● WHAT IS NEEDED
Reproduce the material exactly, omitting nothing.

Dataset items
--- Start ---
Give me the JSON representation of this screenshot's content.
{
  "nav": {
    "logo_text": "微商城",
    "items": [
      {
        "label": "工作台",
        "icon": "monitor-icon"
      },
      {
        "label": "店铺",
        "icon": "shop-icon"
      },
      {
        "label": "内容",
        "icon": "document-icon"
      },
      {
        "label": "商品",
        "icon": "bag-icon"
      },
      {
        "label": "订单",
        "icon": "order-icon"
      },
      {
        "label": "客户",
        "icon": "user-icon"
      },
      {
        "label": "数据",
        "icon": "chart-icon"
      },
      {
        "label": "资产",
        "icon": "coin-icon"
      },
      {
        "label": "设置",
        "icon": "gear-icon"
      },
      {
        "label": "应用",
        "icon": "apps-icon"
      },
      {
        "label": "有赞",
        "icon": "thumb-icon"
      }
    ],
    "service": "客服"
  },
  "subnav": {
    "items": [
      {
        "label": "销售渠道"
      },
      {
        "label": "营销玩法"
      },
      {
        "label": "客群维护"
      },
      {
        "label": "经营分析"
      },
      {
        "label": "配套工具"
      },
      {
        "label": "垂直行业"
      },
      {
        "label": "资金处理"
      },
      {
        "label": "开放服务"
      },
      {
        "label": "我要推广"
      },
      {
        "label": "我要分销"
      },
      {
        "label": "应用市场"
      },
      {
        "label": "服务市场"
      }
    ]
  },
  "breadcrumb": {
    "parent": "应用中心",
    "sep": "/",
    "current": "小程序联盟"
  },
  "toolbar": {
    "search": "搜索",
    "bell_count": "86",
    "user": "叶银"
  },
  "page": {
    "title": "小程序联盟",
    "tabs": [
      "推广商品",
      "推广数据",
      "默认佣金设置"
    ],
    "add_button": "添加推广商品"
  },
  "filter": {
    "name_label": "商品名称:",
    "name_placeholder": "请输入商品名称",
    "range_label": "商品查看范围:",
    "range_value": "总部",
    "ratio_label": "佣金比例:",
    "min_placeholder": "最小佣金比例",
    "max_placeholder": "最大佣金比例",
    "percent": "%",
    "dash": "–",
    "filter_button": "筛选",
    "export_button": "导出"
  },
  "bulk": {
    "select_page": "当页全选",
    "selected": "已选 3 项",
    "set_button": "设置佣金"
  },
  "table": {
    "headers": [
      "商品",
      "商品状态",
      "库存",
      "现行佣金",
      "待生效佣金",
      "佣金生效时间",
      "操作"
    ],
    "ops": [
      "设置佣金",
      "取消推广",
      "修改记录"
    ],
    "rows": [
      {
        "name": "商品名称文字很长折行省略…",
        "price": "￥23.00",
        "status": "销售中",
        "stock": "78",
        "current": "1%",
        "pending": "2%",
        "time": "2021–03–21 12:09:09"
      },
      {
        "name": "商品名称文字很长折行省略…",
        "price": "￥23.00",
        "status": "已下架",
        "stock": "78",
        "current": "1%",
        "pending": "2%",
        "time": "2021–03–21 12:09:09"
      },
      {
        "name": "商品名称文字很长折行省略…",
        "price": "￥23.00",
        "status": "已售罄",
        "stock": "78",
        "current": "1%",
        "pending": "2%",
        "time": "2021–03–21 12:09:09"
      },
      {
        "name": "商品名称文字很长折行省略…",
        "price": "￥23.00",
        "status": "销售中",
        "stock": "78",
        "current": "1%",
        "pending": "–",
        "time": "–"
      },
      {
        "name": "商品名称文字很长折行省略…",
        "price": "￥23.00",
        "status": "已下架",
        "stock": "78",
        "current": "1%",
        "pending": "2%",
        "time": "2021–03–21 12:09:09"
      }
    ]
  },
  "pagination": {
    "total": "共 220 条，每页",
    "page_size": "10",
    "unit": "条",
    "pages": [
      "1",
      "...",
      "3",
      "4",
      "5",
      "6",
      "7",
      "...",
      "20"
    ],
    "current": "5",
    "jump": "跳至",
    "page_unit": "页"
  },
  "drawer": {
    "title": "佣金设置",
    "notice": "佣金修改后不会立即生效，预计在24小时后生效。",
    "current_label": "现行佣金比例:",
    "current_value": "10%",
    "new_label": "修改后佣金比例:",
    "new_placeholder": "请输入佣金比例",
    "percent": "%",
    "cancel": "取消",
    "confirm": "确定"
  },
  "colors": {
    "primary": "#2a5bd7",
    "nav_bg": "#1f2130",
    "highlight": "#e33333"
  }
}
--- End ---
● FINAL ANSWER
Give me the JSON representation of this screenshot's content.
{
  "nav": {
    "logo_text": "微商城",
    "items": [
      {
        "label": "工作台",
        "icon": "monitor-icon"
      },
      {
        "label": "店铺",
        "icon": "shop-icon"
      },
      {
        "label": "内容",
        "icon": "document-icon"
      },
      {
        "label": "商品",
        "icon": "bag-icon"
      },
      {
        "label": "订单",
        "icon": "order-icon"
      },
      {
        "label": "客户",
        "icon": "user-icon"
      },
      {
        "label": "数据",
        "icon": "chart-icon"
      },
      {
        "label": "资产",
        "icon": "coin-icon"
      },
      {
        "label": "设置",
        "icon": "gear-icon"
      },
      {
        "label": "应用",
        "icon": "apps-icon"
      },
      {
        "label": "有赞",
        "icon": "thumb-icon"
      }
    ],
    "service": "客服"
  },
  "subnav": {
    "items": [
      {
        "label": "销售渠道"
      },
      {
        "label": "营销玩法"
      },
      {
        "label": "客群维护"
      },
      {
        "label": "经营分析"
      },
      {
        "label": "配套工具"
      },
      {
        "label": "垂直行业"
      },
      {
        "label": "资金处理"
      },
      {
        "label": "开放服务"
      },
      {
        "label": "我要推广"
      },
      {
        "label": "我要分销"
      },
      {
        "label": "应用市场"
      },
      {
        "label": "服务市场"
      }
    ]
  },
  "breadcrumb": {
    "parent": "应用中心",
    "sep": "/",
    "current": "小程序联盟"
  },
  "toolbar": {
    "search": "搜索",
    "bell_count": "86",
    "user": "叶银"
  },
  "page": {
    "title": "小程序联盟",
    "tabs": [
      "推广商品",
      "推广数据",
      "默认佣金设置"
    ],
    "add_button": "添加推广商品"
  },
  "filter": {
    "name_label": "商品名称:",
    "name_placeholder": "请输入商品名称",
    "range_label": "商品查看范围:",
    "range_value": "总部",
    "ratio_label": "佣金比例:",
    "min_placeholder": "最小佣金比例",
    "max_placeholder": "最大佣金比例",
    "percent": "%",
    "dash": "–",
    "filter_button": "筛选",
    "export_button": "导出"
  },
  "bulk": {
    "select_page": "当页全选",
    "selected": "已选 3 项",
    "set_button": "设置佣金"
  },
  "table": {
    "headers": [
      "商品",
      "商品状态",
      "库存",
      "现行佣金",
      "待生效佣金",
      "佣金生效时间",
      "操作"
    ],
    "ops": [
      "设置佣金",
      "取消推广",
      "修改记录"
    ],
    "rows": [
      {
        "name": "商品名称文字很长折行省略…",
        "price": "￥23.00",
        "status": "销售中",
        "stock": "78",
        "current": "1%",
        "pending": "2%",
        "time": "2021–03–21 12:09:09"
      },
      {
        "name": "商品名称文字很长折行省略…",
        "price": "￥23.00",
        "status": "已下架",
        "stock": "78",
        "current": "1%",
        "pending": "2%",
        "time": "2021–03–21 12:09:09"
      },
      {
        "name": "商品名称文字很长折行省略…",
        "price": "￥23.00",
        "status": "已售罄",
        "stock": "78",
        "current": "1%",
        "pending": "2%",
        "time": "2021–03–21 12:09:09"
      },
      {
        "name": "商品名称文字很长折行省略…",
        "price": "￥23.00",
        "status": "销售中",
        "stock": "78",
        "current": "1%",
        "pending": "–",
        "time": "–"
      },
      {
        "name": "商品名称文字很长折行省略…",
        "price": "￥23.00",
        "status": "已下架",
        "stock": "78",
        "current": "1%",
        "pending": "2%",
        "time": "2021–03–21 12:09:09"
      }
    ]
  },
  "pagination": {
    "total": "共 220 条，每页",
    "page_size": "10",
    "unit": "条",
    "pages": [
      "1",
      "...",
      "3",
      "4",
      "5",
      "6",
      "7",
      "...",
      "20"
    ],
    "current": "5",
    "jump": "跳至",
    "page_unit": "页"
  },
  "drawer": {
    "title": "佣金设置",
    "notice": "佣金修改后不会立即生效，预计在24小时后生效。",
    "current_label": "现行佣金比例:",
    "current_value": "10%",
    "new_label": "修改后佣金比例:",
    "new_placeholder": "请输入佣金比例",
    "percent": "%",
    "cancel": "取消",
    "confirm": "确定"
  },
  "colors": {
    "primary": "#2a5bd7",
    "nav_bg": "#1f2130",
    "highlight": "#e33333"
  }
}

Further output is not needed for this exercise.